_STATED PROBLEM_. Filter for the word "category" and keep each matching line.

_DATA_.
________________________________________

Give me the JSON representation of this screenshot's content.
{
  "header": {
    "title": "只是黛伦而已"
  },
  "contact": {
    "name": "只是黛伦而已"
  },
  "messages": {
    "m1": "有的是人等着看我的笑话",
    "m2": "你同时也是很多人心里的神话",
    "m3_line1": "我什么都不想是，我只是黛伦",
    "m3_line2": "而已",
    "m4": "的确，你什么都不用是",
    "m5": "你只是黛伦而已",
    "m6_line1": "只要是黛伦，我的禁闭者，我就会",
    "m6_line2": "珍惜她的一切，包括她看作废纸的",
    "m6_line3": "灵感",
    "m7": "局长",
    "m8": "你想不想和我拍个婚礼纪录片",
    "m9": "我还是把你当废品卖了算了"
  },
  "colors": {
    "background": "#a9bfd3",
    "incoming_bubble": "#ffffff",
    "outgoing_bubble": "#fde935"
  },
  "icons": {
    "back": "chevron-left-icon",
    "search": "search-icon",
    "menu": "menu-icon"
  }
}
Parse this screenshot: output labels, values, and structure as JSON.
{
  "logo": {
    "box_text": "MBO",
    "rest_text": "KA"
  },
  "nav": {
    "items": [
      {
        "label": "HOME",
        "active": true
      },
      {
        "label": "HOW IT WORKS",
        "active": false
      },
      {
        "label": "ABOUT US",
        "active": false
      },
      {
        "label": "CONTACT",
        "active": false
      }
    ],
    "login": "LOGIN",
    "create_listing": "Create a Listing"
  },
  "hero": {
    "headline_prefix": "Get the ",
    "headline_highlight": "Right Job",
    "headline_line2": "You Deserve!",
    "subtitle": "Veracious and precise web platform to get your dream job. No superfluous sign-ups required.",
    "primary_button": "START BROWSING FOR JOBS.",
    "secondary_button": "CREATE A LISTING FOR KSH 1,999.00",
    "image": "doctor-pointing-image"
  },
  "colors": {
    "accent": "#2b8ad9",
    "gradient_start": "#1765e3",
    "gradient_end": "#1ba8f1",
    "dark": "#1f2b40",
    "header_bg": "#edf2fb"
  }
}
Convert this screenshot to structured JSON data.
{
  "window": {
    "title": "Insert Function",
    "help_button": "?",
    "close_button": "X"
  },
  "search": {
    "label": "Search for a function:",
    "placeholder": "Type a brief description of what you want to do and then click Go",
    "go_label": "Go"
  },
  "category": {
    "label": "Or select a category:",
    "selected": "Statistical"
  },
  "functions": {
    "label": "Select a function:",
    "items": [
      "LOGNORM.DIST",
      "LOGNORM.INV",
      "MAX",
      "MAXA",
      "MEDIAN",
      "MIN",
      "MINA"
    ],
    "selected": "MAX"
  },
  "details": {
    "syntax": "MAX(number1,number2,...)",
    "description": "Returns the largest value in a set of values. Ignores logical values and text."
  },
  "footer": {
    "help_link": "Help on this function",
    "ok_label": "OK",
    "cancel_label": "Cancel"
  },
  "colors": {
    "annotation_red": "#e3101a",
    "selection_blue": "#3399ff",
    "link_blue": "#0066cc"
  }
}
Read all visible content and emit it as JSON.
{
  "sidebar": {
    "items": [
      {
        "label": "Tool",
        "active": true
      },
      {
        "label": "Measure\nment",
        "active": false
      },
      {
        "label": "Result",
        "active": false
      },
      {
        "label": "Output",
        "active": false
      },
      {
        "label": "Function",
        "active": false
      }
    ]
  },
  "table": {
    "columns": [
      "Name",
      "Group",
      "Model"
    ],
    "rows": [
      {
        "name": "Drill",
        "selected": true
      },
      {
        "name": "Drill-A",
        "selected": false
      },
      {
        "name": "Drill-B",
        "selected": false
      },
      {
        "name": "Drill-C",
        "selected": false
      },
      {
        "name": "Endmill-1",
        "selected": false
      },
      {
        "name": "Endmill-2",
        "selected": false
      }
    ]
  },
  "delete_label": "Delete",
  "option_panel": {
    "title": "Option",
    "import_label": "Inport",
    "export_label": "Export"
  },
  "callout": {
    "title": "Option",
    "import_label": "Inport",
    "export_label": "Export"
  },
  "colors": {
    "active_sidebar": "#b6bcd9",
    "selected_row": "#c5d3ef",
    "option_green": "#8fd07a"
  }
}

________________________________________

_WORKED ANSWER_.
  "category": {
    "label": "Or select a category:",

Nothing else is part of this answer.